▶ Work to be completed
Pick out every line holding the string "change" and copy it.

▶ Records supplied
--- Begin ---
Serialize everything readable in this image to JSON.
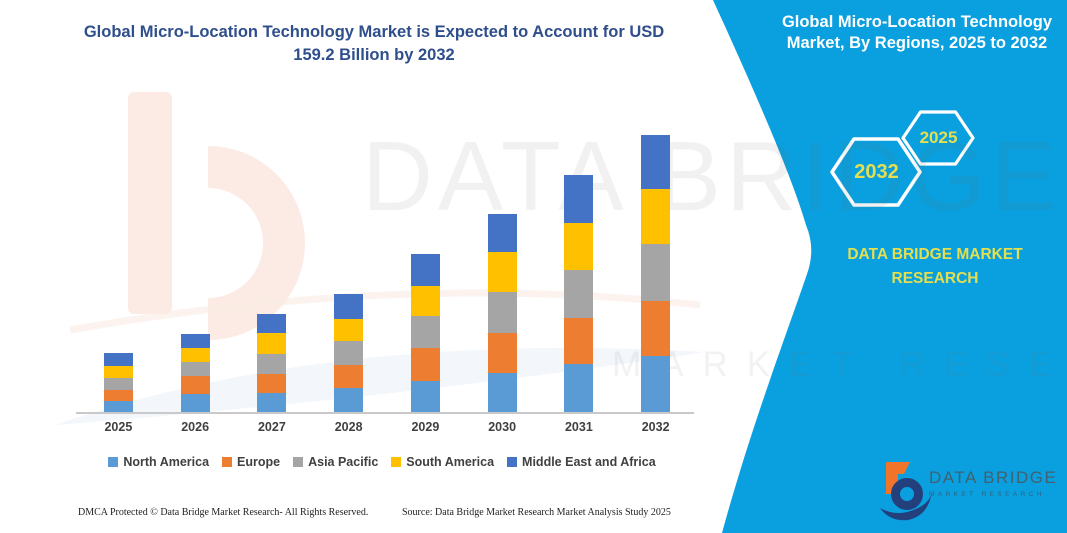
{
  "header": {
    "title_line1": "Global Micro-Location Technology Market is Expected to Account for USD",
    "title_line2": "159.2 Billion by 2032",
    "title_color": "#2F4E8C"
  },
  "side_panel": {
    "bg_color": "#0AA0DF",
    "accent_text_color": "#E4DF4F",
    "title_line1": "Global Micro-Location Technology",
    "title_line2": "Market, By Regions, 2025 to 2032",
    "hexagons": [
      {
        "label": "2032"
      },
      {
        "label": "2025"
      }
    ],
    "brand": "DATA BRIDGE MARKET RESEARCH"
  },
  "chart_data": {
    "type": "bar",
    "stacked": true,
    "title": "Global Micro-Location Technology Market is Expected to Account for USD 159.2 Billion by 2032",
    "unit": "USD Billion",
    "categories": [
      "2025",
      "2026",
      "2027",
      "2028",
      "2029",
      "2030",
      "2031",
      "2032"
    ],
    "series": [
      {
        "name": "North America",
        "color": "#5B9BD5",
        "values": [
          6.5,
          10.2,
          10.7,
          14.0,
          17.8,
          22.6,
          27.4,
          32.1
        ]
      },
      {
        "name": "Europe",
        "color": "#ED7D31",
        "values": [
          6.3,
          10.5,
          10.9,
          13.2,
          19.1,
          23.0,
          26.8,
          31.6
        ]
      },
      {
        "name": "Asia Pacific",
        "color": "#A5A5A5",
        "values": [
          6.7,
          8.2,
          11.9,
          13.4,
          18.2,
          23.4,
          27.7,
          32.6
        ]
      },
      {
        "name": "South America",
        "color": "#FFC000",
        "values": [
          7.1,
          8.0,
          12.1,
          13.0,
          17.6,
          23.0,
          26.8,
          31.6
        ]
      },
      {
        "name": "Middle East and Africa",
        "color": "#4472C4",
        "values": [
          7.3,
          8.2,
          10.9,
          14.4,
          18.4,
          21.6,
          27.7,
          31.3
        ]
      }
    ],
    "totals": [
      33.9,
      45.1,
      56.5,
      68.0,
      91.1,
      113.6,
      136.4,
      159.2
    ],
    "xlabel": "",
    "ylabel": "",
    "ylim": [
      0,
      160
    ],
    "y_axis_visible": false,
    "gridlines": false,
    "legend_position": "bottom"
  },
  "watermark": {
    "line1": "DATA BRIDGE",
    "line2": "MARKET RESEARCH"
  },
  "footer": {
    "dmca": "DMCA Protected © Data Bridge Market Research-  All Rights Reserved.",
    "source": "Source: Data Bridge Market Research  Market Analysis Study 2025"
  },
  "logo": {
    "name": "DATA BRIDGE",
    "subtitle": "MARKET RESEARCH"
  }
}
--- End ---
--- Begin ---
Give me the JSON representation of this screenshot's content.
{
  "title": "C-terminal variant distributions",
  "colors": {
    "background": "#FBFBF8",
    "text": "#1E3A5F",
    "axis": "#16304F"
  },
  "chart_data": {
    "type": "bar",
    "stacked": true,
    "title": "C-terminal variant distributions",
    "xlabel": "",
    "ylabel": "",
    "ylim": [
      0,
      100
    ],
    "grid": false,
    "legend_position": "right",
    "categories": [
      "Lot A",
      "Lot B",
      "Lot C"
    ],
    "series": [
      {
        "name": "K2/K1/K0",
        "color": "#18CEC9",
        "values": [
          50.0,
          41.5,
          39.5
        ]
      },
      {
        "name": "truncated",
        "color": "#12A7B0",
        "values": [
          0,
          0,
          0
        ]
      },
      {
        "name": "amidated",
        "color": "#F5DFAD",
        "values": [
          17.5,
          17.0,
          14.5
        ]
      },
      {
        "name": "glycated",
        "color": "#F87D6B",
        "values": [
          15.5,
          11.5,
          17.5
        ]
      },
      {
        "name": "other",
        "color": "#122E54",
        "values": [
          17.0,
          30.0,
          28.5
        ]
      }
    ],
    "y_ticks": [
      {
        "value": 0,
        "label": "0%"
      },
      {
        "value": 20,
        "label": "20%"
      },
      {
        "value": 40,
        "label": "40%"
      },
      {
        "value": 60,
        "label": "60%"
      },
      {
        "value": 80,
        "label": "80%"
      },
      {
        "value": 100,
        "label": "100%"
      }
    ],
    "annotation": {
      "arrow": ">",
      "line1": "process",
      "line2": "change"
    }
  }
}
--- End ---
--- Begin ---
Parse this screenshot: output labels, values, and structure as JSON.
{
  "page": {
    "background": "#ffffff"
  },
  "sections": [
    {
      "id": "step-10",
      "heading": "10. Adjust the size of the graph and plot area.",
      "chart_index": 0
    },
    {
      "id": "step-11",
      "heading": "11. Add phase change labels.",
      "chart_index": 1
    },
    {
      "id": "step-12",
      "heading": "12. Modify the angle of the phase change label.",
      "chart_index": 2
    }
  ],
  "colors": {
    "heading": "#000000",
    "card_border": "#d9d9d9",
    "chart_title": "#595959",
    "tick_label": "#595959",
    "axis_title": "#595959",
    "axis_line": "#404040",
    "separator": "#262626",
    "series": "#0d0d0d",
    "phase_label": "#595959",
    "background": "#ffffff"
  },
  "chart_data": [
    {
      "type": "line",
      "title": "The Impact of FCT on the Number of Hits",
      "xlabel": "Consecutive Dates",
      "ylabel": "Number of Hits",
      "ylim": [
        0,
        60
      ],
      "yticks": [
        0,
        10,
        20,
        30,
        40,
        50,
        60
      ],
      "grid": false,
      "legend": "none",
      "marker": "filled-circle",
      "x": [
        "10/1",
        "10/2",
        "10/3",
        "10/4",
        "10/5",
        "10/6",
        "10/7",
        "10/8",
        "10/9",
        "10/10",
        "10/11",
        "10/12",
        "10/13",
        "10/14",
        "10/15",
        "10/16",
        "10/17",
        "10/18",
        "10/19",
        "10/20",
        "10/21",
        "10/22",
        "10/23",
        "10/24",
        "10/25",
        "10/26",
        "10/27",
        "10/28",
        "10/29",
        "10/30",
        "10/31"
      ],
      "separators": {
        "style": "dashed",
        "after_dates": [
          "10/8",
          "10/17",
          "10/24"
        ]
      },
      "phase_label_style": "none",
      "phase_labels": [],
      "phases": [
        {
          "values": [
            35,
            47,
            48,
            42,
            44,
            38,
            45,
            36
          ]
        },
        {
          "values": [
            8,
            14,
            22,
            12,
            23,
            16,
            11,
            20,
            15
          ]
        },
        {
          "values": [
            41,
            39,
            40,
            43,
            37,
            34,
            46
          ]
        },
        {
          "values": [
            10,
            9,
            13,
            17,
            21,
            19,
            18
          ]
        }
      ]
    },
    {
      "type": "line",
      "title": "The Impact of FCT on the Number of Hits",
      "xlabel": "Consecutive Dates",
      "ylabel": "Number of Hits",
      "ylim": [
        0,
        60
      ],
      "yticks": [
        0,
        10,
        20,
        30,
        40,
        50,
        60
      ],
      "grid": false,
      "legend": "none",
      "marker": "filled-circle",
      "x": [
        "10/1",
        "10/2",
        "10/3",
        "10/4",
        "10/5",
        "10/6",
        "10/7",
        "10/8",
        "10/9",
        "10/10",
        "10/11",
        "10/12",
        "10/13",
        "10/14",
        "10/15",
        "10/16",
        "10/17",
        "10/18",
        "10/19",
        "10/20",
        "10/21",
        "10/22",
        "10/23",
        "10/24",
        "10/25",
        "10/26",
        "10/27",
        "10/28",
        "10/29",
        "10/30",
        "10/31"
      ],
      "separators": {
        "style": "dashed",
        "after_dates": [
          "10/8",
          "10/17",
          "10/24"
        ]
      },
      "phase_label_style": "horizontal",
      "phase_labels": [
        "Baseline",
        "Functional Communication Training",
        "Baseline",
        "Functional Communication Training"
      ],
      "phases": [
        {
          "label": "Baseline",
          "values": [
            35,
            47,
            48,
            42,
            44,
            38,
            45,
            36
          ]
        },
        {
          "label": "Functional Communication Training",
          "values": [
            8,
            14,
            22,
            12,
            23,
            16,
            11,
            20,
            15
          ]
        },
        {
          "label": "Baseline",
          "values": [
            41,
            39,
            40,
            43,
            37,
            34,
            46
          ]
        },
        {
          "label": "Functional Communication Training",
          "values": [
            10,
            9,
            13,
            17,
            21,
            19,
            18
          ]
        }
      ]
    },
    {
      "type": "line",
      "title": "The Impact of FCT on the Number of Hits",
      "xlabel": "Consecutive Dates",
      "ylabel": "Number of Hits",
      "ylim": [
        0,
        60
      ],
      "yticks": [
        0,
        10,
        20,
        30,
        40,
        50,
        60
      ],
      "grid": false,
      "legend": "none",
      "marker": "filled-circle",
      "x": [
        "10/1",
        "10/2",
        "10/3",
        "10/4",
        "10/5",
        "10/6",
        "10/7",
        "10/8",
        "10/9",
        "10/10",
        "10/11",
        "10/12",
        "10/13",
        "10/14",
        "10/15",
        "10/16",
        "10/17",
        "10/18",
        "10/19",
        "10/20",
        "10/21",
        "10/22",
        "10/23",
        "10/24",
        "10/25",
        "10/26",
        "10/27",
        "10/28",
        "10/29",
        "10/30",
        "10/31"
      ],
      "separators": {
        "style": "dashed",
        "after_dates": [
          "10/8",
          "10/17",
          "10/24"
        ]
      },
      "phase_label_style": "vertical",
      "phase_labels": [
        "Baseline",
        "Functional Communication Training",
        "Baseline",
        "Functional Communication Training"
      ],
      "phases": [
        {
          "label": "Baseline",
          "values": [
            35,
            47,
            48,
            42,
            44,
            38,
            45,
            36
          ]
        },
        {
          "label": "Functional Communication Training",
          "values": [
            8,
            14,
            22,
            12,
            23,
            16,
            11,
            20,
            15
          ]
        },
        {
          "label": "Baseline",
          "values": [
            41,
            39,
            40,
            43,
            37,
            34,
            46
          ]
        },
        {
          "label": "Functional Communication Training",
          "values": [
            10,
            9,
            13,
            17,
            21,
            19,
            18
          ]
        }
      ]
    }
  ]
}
--- End ---
▶ Full response
      "line2": "change"
      "heading": "11. Add phase change labels.",
      "heading": "12. Modify the angle of the phase change label.",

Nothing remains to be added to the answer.